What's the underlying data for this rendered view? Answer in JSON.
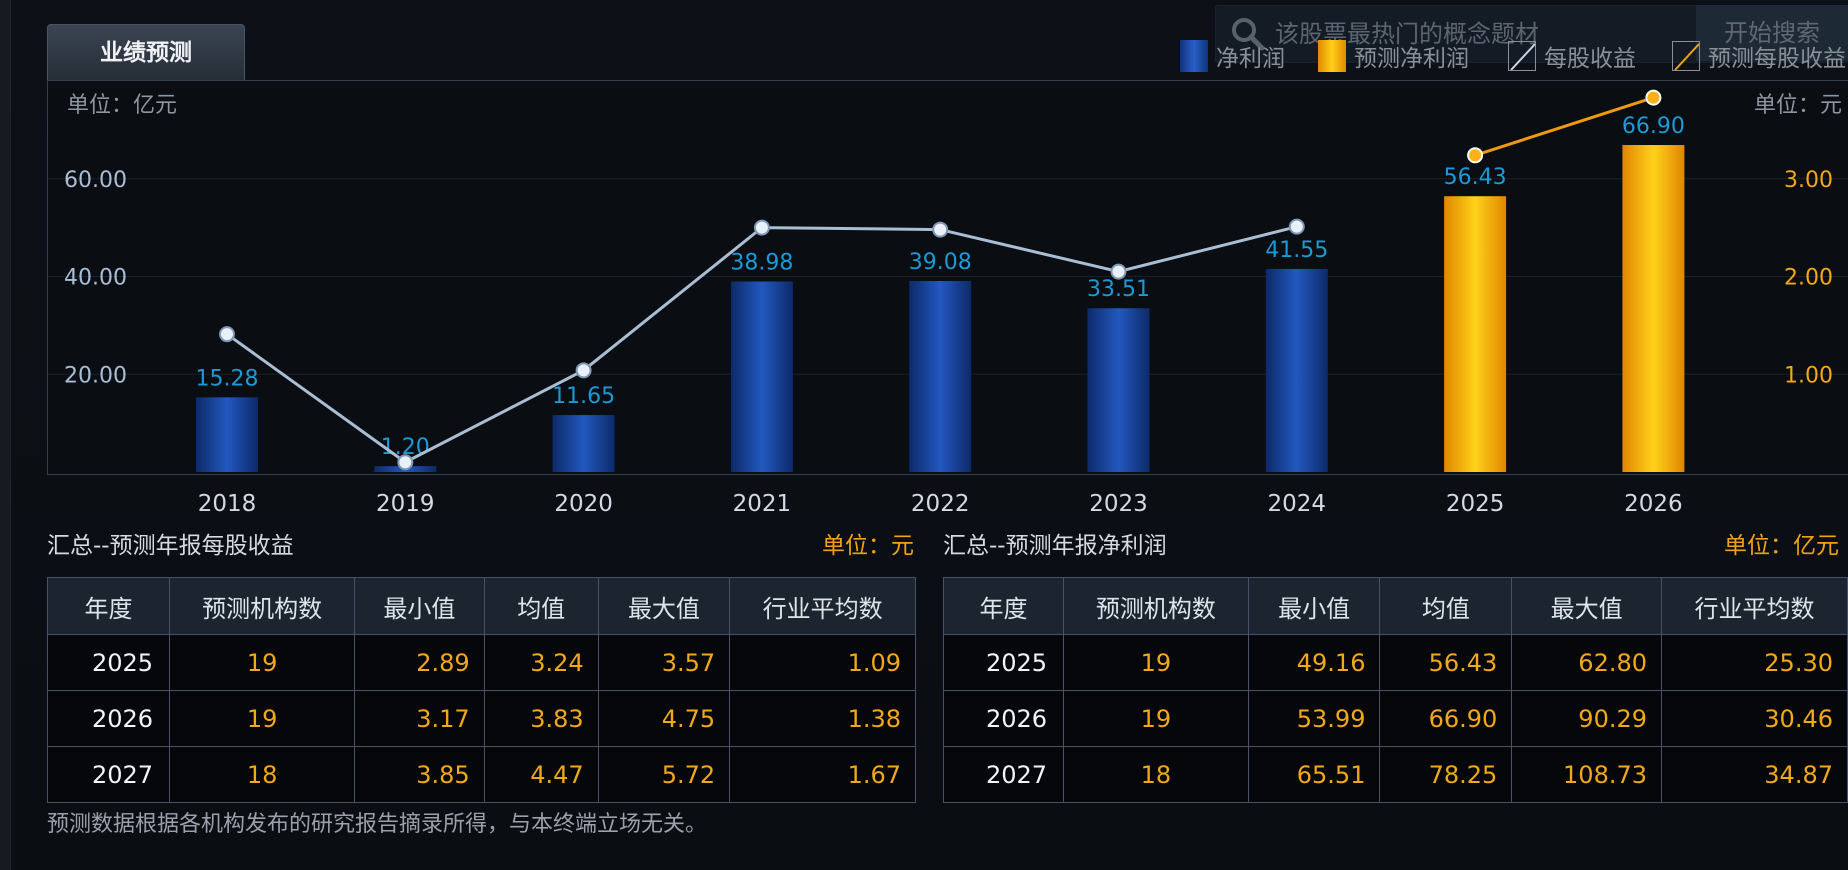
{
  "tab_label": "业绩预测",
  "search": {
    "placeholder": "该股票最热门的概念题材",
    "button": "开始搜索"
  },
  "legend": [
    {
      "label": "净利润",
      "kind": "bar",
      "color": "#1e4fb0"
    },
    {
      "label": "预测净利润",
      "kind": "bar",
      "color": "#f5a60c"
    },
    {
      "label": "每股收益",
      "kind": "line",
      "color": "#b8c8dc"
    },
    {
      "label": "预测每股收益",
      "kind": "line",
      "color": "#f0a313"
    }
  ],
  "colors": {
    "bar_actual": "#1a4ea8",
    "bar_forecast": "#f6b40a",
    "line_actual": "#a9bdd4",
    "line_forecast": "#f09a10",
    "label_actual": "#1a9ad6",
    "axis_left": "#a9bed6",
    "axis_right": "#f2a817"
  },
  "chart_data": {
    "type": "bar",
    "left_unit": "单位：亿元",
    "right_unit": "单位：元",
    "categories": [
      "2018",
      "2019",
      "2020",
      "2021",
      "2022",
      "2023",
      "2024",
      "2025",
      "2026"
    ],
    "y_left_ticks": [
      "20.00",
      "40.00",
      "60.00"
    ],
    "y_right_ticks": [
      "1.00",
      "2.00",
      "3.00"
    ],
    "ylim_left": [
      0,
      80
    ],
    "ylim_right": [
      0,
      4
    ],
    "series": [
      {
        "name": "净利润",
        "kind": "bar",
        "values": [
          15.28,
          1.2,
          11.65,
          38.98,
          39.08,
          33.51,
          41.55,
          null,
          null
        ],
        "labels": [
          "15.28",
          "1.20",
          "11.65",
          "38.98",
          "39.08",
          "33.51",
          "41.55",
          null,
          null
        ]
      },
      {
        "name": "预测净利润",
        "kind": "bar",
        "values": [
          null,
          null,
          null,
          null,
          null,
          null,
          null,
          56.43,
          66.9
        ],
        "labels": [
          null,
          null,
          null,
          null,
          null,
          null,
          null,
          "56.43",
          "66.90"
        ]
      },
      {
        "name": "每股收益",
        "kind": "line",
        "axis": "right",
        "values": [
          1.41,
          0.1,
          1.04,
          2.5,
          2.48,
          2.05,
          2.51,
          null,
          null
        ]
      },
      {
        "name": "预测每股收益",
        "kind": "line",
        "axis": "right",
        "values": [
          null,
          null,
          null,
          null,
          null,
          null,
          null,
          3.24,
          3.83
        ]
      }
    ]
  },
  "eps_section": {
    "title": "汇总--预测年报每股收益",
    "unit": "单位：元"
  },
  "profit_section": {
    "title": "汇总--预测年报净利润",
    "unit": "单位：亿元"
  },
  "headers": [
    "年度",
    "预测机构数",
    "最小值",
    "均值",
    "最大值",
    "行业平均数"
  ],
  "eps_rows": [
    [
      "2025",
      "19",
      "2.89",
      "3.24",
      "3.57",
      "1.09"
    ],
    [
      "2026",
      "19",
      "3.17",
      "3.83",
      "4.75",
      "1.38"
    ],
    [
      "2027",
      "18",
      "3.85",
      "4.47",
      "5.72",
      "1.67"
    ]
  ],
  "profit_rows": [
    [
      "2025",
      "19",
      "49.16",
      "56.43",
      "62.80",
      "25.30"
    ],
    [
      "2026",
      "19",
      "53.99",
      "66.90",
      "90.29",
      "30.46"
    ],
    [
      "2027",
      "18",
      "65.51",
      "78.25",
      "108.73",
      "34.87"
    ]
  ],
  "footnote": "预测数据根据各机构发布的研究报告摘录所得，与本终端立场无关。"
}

→ What to work on: All records must be output exactly as they are, except for the pictures, which are left out.

→ Task result:
What's the underlying data for this rendered view? Answer in JSON.
{
  "tab_label": "业绩预测",
  "search": {
    "placeholder": "该股票最热门的概念题材",
    "button": "开始搜索"
  },
  "legend": [
    {
      "label": "净利润",
      "kind": "bar",
      "color": "#1e4fb0"
    },
    {
      "label": "预测净利润",
      "kind": "bar",
      "color": "#f5a60c"
    },
    {
      "label": "每股收益",
      "kind": "line",
      "color": "#b8c8dc"
    },
    {
      "label": "预测每股收益",
      "kind": "line",
      "color": "#f0a313"
    }
  ],
  "colors": {
    "bar_actual": "#1a4ea8",
    "bar_forecast": "#f6b40a",
    "line_actual": "#a9bdd4",
    "line_forecast": "#f09a10",
    "label_actual": "#1a9ad6",
    "axis_left": "#a9bed6",
    "axis_right": "#f2a817"
  },
  "chart_data": {
    "type": "bar",
    "left_unit": "单位：亿元",
    "right_unit": "单位：元",
    "categories": [
      "2018",
      "2019",
      "2020",
      "2021",
      "2022",
      "2023",
      "2024",
      "2025",
      "2026"
    ],
    "y_left_ticks": [
      "20.00",
      "40.00",
      "60.00"
    ],
    "y_right_ticks": [
      "1.00",
      "2.00",
      "3.00"
    ],
    "ylim_left": [
      0,
      80
    ],
    "ylim_right": [
      0,
      4
    ],
    "series": [
      {
        "name": "净利润",
        "kind": "bar",
        "values": [
          15.28,
          1.2,
          11.65,
          38.98,
          39.08,
          33.51,
          41.55,
          null,
          null
        ],
        "labels": [
          "15.28",
          "1.20",
          "11.65",
          "38.98",
          "39.08",
          "33.51",
          "41.55",
          null,
          null
        ]
      },
      {
        "name": "预测净利润",
        "kind": "bar",
        "values": [
          null,
          null,
          null,
          null,
          null,
          null,
          null,
          56.43,
          66.9
        ],
        "labels": [
          null,
          null,
          null,
          null,
          null,
          null,
          null,
          "56.43",
          "66.90"
        ]
      },
      {
        "name": "每股收益",
        "kind": "line",
        "axis": "right",
        "values": [
          1.41,
          0.1,
          1.04,
          2.5,
          2.48,
          2.05,
          2.51,
          null,
          null
        ]
      },
      {
        "name": "预测每股收益",
        "kind": "line",
        "axis": "right",
        "values": [
          null,
          null,
          null,
          null,
          null,
          null,
          null,
          3.24,
          3.83
        ]
      }
    ]
  },
  "eps_section": {
    "title": "汇总--预测年报每股收益",
    "unit": "单位：元"
  },
  "profit_section": {
    "title": "汇总--预测年报净利润",
    "unit": "单位：亿元"
  },
  "headers": [
    "年度",
    "预测机构数",
    "最小值",
    "均值",
    "最大值",
    "行业平均数"
  ],
  "eps_rows": [
    [
      "2025",
      "19",
      "2.89",
      "3.24",
      "3.57",
      "1.09"
    ],
    [
      "2026",
      "19",
      "3.17",
      "3.83",
      "4.75",
      "1.38"
    ],
    [
      "2027",
      "18",
      "3.85",
      "4.47",
      "5.72",
      "1.67"
    ]
  ],
  "profit_rows": [
    [
      "2025",
      "19",
      "49.16",
      "56.43",
      "62.80",
      "25.30"
    ],
    [
      "2026",
      "19",
      "53.99",
      "66.90",
      "90.29",
      "30.46"
    ],
    [
      "2027",
      "18",
      "65.51",
      "78.25",
      "108.73",
      "34.87"
    ]
  ],
  "footnote": "预测数据根据各机构发布的研究报告摘录所得，与本终端立场无关。"
}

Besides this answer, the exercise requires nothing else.